[[ THE DATA, beginning ]]

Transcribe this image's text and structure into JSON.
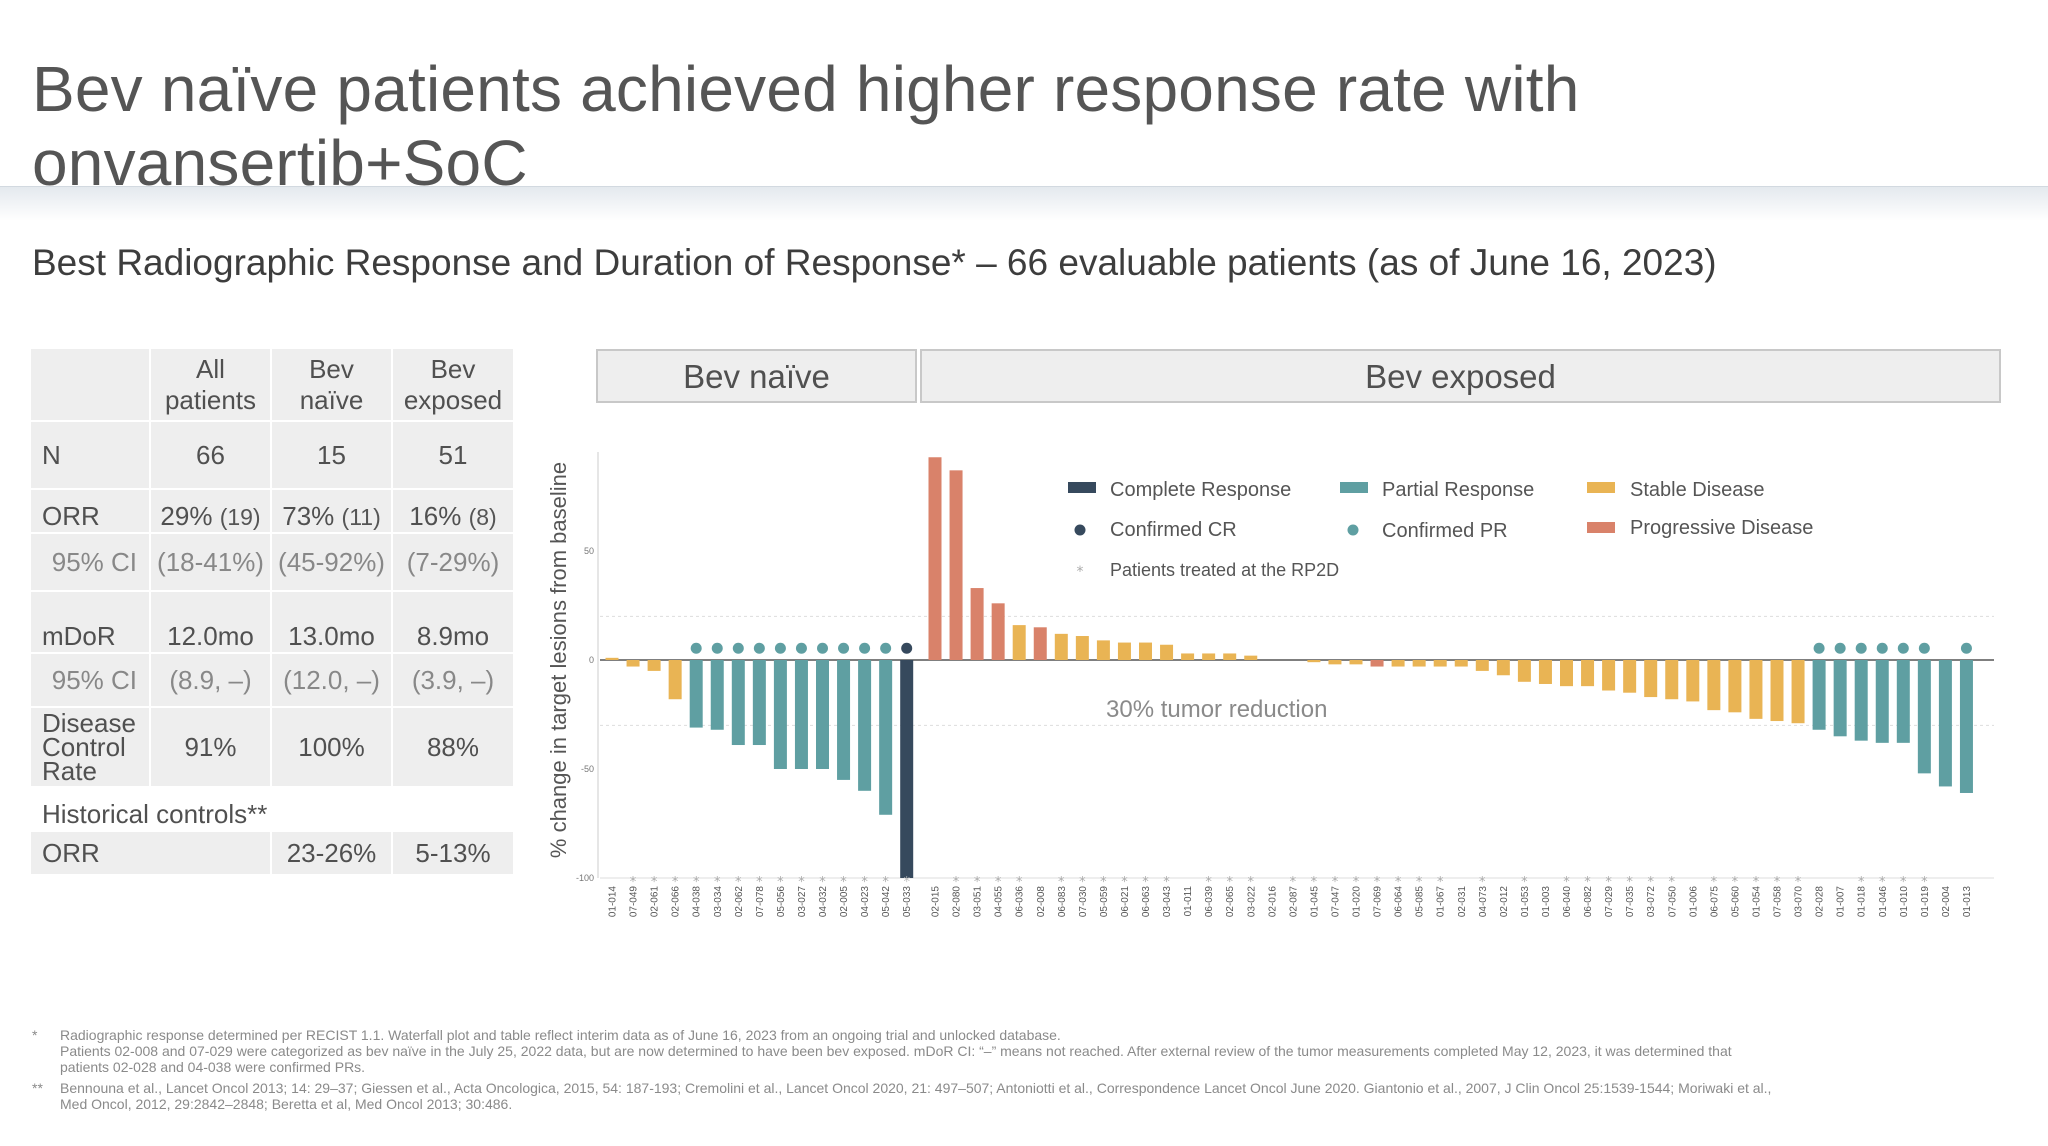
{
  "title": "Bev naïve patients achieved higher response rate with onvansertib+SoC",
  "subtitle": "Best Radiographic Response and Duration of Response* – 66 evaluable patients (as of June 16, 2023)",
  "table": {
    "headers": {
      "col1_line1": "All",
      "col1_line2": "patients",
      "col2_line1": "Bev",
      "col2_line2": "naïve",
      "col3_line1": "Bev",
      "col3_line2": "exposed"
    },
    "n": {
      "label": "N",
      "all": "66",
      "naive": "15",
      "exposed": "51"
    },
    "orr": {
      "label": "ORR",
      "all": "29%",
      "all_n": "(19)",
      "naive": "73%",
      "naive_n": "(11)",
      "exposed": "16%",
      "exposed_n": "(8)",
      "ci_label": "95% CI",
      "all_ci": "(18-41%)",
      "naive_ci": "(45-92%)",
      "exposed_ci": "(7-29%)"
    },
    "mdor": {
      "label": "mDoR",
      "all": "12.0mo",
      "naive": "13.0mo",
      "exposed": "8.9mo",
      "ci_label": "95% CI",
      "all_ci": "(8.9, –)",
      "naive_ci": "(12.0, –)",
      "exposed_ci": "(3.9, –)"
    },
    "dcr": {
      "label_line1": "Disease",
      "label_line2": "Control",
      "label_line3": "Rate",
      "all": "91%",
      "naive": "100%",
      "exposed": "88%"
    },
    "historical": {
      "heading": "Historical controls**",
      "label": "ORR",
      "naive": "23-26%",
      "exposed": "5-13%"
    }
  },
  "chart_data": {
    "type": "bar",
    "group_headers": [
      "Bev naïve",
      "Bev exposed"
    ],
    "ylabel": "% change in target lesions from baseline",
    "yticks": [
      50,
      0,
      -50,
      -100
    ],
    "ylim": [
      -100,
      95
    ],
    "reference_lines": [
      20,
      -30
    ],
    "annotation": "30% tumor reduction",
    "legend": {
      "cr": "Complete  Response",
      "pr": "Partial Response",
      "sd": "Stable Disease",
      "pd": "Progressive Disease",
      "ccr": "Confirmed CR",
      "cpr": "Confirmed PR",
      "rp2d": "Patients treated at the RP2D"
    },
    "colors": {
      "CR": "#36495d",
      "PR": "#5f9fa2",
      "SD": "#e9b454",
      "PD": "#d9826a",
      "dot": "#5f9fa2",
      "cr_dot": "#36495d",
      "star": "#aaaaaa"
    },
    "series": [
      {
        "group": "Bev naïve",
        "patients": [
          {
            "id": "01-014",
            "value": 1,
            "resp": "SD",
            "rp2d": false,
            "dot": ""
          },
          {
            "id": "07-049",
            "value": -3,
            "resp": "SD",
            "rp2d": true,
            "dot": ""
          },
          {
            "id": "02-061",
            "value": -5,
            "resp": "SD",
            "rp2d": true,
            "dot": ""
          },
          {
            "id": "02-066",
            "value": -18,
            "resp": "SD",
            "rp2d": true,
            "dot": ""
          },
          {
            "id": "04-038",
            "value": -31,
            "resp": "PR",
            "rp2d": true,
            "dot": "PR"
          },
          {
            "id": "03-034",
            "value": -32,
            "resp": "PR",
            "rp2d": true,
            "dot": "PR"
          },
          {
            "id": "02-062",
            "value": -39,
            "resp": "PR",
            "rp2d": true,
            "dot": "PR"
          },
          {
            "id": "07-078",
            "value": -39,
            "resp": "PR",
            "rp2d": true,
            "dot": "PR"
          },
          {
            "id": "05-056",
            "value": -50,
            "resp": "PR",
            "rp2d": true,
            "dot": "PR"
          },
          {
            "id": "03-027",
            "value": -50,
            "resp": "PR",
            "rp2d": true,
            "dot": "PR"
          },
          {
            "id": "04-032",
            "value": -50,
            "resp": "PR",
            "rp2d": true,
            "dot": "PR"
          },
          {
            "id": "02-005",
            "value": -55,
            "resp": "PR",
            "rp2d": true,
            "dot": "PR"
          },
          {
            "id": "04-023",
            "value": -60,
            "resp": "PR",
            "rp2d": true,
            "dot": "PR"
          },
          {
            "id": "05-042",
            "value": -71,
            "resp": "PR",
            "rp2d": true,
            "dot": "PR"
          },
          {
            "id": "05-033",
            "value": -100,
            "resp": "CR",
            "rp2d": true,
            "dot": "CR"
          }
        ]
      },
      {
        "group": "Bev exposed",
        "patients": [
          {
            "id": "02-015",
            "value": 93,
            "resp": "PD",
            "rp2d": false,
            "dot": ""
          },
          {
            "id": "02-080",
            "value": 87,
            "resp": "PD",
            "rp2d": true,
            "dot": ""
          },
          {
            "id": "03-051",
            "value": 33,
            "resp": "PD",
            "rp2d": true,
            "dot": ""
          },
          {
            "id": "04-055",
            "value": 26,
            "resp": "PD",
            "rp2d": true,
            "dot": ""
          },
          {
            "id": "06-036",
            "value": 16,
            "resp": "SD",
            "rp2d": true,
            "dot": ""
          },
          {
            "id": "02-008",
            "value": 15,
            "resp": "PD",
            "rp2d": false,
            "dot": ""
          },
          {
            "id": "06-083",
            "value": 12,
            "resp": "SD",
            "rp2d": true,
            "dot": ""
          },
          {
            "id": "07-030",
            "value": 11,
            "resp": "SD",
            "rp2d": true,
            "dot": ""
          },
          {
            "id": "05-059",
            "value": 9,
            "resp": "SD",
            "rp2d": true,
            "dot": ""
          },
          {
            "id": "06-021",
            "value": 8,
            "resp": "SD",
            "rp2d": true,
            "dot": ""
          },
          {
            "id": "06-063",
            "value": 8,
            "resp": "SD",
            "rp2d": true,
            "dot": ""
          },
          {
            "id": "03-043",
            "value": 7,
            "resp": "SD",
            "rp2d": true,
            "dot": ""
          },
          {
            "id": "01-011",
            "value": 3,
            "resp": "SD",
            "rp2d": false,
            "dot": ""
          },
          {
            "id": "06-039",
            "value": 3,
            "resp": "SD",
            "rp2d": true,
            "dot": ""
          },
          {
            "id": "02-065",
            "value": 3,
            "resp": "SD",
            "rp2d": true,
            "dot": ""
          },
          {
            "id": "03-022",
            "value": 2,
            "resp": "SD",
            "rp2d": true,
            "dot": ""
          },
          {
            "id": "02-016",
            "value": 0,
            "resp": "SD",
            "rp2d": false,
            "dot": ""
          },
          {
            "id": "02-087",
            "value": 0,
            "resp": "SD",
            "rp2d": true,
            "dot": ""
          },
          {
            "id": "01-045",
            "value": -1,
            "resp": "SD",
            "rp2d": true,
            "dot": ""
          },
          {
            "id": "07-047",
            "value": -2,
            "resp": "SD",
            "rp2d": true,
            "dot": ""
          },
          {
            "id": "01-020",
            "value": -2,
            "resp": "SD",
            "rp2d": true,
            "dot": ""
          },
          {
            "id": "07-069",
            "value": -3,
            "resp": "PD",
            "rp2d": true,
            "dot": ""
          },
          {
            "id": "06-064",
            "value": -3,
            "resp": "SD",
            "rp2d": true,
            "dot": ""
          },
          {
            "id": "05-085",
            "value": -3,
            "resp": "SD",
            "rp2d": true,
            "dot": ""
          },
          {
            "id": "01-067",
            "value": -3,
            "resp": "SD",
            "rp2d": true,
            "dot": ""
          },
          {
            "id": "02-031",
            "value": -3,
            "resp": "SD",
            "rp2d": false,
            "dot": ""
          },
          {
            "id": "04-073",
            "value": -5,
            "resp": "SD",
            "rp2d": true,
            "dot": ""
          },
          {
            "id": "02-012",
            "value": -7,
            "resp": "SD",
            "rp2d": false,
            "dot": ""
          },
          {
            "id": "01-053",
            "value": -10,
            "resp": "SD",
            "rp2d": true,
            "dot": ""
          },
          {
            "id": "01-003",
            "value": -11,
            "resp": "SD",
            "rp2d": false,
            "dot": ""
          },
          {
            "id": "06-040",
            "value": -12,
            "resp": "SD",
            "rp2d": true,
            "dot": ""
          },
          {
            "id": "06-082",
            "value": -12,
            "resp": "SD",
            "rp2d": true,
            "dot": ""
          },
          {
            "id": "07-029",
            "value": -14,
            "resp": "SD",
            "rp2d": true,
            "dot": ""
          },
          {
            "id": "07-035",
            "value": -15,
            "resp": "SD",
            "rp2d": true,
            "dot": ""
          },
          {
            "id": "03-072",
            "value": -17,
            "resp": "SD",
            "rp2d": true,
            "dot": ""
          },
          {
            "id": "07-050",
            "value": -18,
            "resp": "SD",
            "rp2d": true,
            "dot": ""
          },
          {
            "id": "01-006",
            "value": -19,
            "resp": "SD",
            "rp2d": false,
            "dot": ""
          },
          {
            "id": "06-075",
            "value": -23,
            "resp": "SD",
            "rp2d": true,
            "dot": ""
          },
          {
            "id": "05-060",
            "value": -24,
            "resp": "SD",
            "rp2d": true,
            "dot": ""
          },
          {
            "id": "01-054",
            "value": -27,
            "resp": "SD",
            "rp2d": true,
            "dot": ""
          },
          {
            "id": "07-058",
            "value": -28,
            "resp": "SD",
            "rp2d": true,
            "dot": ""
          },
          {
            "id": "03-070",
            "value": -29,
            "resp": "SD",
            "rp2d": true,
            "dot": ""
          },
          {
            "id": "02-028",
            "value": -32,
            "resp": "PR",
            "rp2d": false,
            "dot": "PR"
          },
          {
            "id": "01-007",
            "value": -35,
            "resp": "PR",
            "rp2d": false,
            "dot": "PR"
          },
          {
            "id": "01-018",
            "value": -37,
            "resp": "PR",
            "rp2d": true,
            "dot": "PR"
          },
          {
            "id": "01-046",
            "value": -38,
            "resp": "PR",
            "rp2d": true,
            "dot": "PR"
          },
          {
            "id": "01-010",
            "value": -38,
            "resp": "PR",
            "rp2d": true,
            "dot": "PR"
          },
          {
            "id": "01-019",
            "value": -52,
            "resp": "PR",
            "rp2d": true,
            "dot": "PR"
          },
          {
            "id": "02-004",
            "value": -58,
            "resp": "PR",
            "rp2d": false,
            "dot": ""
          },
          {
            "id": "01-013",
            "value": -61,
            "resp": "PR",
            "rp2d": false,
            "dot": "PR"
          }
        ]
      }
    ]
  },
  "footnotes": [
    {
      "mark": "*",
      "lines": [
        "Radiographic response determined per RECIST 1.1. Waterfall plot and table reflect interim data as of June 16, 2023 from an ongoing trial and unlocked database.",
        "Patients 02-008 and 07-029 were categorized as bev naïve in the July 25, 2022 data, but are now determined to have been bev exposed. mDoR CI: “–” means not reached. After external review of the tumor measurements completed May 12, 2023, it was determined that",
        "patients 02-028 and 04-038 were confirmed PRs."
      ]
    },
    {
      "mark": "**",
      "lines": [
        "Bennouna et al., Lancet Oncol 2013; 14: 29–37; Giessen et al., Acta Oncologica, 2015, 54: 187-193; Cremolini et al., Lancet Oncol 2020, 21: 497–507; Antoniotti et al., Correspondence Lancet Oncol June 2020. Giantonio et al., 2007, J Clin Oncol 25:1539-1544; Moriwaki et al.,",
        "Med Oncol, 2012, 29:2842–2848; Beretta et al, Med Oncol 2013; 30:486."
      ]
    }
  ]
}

[[ THE DATA, end ]]
[[ THE DATA, beginning ]]

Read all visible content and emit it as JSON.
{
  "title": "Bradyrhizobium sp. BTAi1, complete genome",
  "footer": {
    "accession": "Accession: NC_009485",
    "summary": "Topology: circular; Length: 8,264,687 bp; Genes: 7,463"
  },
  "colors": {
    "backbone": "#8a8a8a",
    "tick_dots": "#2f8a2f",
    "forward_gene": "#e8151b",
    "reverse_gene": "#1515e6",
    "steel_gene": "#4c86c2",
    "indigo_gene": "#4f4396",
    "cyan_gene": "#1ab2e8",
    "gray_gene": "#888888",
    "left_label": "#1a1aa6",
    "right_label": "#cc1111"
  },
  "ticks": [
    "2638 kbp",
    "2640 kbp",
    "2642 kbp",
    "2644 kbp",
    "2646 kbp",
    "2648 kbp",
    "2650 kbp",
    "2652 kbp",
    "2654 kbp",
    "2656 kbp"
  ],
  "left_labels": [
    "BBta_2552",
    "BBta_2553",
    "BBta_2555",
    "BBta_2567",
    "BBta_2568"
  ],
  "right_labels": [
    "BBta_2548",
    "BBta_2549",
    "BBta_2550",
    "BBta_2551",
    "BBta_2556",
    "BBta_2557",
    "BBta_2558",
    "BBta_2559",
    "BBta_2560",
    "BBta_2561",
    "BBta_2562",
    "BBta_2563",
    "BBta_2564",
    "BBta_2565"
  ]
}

[[ THE DATA, end ]]

_WHAT IS BEING ASKED_.
Search the entries above for the string "from". Copy each line in which it appears.

_TASK RESULT_.
    "ylabel": "% change in target lesions from baseline",
        "Radiographic response determined per RECIST 1.1. Waterfall plot and table reflect interim data as of June 16, 2023 from an ongoing trial and unlocked database.",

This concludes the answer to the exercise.